» 解くべき問題:
1. All-in-One WP Migrationの使い方に関する本文のうち、「しかし、2. の方法は最悪サ」から始まり「ize」の3つを変更します。」で終わる部分を原文どおりに書き出す。
2. All-in-One WP Migrationの使い方を説明した本文について、最後の文の後に続く内容を書く。

» 与えられた本文:

────

復元すると消した画像やファイルが戻ってしまう
これもAll-in-One WP Migrationだけに限りません。
当たり前ですが、バックアップのファイルを取得した後に不要な画像やファイルを消し、その後にバックアップを復元すると、不要な画像などが戻ってしまいます。
二度手間になるのが嫌な人は、バックアップを復元する前に、サイトのデータをすべて削除してから復元すれば解決できます。しかし、サイトのデータを削除するとサイトが表示されなくなるので、どちらを選ぶかはあなた次第です。
All-in-One WP Migrationの基本的な使い方
まずは基本的な使い方から紹介します。
All-in-One WP Migrationのインストール方法
他のプラグインと同じやり方です。
WordPress管理画面にログインして以下の操作を行います。
①左のメニューの「プラグイン」->「新規追加」を選択
②右上の検索窓に「All-in-One WP Migration」と入力
③「今すぐインストール」をクリック
④(画像にはないが)「有効化」をクリック
バックアップの取得方法
①左のメニューの「All-in-One WP Migration」->「エクスポート」を選択
②「エクスポート先」をクリックし、メニューを開く
③「ファイル」をクリック
ファイルをダウンロードして完了です。
バックアップの復元方法
復元も非常に簡単です。
①左のメニューの「All-in-One WP Migration」->「インポート」を選択
②ファイルをドラッグ&ドロップする
確認画面が出るので「開始」をクリックします。
これだけです。
しかし、サイトによってはアップロードできるファイルサイズの上限が小さくなっていることがあります。エックスサーバーだとデフォルトが50MBになっているはずです。
なので、復元する前に上限を変更しましょう。やり方は2つあります。
- サーバーの管理画面から変更する
- 「wp-config.php」or「.htaccess」ファイルを編集する(非推奨)
しかし、2. の方法は最悪サイトが表示されなくなるなどの不具合が起こる可能性があるので、おすすめしません。
1. サーバーの管理画面から変更する
ここではエックスサーバーの場合を例にして紹介します。
エックスサーバーの管理画面にログインし、「php.ini設定」をクリックします。
対象のドメインを選択します。
「memory_limit」「post_max_size」「upload_max_filesize」の3つを変更します。
例では、
- memory_limit = 1024MB
- post_max_size = 512MB
- upload_max_filesize = 512MB
としていますが、ポイントは「memory_limit」の数値が一番大きく、「upload_max_filesize」が一番小さい数値になるよう調整する必要があります。

────

» 与えられた情報:

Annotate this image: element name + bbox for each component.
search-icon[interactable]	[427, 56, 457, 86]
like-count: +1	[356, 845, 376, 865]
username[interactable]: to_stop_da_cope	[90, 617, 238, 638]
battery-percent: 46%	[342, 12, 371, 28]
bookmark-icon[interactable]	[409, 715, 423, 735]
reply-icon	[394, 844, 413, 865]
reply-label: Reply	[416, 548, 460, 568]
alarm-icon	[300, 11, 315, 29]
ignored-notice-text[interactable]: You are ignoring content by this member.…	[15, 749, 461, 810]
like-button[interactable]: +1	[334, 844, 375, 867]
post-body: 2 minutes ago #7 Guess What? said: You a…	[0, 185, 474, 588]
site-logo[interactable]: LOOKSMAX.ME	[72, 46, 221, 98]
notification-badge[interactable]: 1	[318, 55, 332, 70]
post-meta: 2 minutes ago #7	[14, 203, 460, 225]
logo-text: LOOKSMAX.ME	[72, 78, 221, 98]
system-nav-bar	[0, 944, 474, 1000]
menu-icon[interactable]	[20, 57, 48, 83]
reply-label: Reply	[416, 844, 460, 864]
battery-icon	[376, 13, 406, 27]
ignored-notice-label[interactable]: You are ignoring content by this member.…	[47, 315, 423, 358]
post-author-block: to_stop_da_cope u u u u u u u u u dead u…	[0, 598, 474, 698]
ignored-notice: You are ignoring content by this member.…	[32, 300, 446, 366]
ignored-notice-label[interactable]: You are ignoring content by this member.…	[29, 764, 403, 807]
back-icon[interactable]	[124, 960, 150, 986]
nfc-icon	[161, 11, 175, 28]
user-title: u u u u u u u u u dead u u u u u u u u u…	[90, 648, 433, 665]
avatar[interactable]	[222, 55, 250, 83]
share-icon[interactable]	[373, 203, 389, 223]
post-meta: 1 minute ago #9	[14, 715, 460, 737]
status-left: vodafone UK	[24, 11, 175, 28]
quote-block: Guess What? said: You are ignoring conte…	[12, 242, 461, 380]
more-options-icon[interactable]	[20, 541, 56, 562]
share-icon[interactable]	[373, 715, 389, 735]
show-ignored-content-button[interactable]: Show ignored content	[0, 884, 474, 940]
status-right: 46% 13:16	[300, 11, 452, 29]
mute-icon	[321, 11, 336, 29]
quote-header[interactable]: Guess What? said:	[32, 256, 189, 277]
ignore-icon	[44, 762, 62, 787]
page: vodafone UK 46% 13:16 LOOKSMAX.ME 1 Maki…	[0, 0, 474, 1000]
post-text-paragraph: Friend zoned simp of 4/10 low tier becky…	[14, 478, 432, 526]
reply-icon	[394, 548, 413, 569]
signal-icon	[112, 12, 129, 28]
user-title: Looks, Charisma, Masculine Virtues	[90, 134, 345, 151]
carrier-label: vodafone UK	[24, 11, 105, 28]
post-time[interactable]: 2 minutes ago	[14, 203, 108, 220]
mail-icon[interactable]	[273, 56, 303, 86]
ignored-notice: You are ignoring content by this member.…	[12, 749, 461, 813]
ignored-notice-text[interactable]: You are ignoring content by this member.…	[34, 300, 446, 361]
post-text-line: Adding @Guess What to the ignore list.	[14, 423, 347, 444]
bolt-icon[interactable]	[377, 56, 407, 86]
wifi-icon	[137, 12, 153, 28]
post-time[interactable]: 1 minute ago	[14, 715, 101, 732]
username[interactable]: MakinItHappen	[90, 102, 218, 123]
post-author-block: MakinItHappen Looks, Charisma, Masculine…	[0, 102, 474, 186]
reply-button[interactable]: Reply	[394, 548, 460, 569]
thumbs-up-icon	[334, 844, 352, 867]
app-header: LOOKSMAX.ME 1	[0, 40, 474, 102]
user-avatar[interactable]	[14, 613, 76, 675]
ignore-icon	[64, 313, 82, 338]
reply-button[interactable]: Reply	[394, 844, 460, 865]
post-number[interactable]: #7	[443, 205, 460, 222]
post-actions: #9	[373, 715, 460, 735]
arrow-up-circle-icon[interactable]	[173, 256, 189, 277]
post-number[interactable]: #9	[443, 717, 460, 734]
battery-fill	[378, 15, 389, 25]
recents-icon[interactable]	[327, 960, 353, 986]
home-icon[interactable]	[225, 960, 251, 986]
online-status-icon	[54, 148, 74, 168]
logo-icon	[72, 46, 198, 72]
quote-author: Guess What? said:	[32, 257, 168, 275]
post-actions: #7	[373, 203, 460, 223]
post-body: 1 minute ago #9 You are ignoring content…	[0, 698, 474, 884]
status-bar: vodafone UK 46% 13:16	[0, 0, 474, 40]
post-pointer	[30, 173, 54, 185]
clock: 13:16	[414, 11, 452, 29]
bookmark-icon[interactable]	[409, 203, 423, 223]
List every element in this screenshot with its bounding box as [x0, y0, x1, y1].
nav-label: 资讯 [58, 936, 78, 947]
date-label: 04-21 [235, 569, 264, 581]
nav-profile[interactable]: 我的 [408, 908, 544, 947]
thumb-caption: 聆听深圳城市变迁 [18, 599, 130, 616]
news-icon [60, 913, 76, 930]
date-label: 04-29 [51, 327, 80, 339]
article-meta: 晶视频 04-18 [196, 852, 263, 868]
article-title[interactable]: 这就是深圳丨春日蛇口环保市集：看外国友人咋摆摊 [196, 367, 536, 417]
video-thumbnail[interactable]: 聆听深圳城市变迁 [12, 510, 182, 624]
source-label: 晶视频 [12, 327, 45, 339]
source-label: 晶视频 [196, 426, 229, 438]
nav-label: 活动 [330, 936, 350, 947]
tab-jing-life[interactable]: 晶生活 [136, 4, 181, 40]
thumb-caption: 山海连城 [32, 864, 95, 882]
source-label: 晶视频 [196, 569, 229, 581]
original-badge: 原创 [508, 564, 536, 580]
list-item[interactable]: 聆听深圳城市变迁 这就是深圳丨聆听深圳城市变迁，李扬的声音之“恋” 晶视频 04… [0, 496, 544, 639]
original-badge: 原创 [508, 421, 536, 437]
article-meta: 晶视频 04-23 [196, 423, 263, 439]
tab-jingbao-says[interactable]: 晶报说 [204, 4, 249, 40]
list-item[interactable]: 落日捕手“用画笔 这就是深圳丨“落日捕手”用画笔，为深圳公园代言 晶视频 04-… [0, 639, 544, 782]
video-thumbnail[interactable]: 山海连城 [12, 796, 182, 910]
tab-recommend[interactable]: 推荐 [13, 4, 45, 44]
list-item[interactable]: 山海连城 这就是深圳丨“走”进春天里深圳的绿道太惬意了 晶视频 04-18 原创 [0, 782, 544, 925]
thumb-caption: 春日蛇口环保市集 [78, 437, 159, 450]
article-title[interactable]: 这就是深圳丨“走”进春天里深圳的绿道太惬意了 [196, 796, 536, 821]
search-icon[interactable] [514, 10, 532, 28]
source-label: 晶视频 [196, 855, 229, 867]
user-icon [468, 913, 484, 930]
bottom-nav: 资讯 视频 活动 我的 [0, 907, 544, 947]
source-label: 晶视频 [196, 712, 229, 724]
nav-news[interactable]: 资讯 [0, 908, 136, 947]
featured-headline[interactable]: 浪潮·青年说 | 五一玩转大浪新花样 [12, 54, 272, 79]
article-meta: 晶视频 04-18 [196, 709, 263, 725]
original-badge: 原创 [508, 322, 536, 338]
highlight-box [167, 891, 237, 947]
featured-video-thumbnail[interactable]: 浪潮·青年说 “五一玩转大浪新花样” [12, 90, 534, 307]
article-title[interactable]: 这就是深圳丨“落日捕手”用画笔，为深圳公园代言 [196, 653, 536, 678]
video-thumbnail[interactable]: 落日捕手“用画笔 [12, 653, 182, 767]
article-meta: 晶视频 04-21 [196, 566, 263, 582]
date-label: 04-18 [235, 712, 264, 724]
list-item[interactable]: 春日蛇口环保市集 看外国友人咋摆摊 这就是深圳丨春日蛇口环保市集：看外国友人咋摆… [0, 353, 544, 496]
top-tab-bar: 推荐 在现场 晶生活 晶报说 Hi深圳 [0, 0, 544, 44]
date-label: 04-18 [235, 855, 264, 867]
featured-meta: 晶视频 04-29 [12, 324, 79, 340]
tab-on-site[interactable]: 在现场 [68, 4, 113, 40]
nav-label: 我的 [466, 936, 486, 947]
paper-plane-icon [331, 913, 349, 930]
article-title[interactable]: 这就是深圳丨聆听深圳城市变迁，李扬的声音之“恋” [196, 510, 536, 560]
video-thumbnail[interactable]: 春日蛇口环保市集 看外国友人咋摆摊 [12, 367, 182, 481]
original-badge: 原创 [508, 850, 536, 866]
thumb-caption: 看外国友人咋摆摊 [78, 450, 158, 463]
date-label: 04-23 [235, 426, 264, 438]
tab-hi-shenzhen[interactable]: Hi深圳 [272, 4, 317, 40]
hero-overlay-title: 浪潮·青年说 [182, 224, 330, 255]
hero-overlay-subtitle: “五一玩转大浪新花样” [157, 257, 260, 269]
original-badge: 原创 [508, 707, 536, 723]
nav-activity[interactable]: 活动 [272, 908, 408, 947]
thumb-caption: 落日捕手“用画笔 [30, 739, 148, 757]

────

» この演習の解答:
1.
しかし、2. の方法は最悪サイトが表示されなくなるなどの不具合が起こる可能性があるので、おすすめしません。
1. サーバーの管理画面から変更する
ここではエックスサーバーの場合を例にして紹介します。
エックスサーバーの管理画面にログインし、「php.ini設定」をクリックします。
対象のドメインを選択します。
「memory_limit」「post_max_size」「upload_max_filesize」の3つを変更します。

2.
変更した後「確認画面へ進む」を押し、次の画面で問題なければ「変更する」を押します。
2. 「wp-config.php」or「.htaccess」ファイルを編集する(非推奨)
「wp-config.php」を編集する場合は、以下のコードを追記します。
@ini_set( 'upload_max_filesize' , '512M' );
@ini_set( 'post_max_size', '512M');
@ini_set( 'memory_limit', '1024M' );
「.htaccess」を編集する場合は、以下のコードを追記します。
php_value upload_max_filesize 512M
php_value post_max_size 512M
php_value memory_limit 1024M
不要なバックアップファイルの削除方法
左のメニューの「All-in-One WP Migration」->「バックアップ」を選択して、削除したいファイルの右の「✕」ボタンを押すだけです。
自動でバックアップを取得する場合
先述の通り、All-in-One WP Migrationで自動バックアップを取得する場合は、有料のプラグインが必要になります。
以下の人は有料のプラグインを購入する価値があると思います。
- 定期的に自動でバックアップを取得したい人
- サーバー内やGoogle Driveに自動でバックアップしたい人
- 複数サイトを運営している人
- WordPressでGit管理したい人
ちなみに、僕はサーバーにバックアップできる「FTP Extension」を購入しました。
レンタルサーバーの容量が大きく余裕があるからですね。
また、FTP Extensionの場合、WordPressをインストールしているのと同じサーバーでも他のサーバーでも、どちらにでもバックアップできます。
以後、インストール方法や自動バックアップの設定についてはFTP Extensionを例にして説明しますが、Google Drive用など他のものでもやり方はだいたい一緒です。
FTP Extensionのインストール方法
All-in-One WP Migrationの開発元のServMaskのサイトにアクセスします。
購入するプラグインを選択します。
「Starting from $99」をクリックします。
Personalプランを選択します。Businessプランだと$99に加え、毎月$29の支払いが発生します。
試してないので分かりませんが、プラグインの中身自体は変わらないと思います。
支払いを済ませます。
するとメールが届きます。プラグインのダウンロードURLが記載されているので、ダウンロードします。
ZIPファイルがダウンロードされるので、WordPressの管理画面からアップロードします。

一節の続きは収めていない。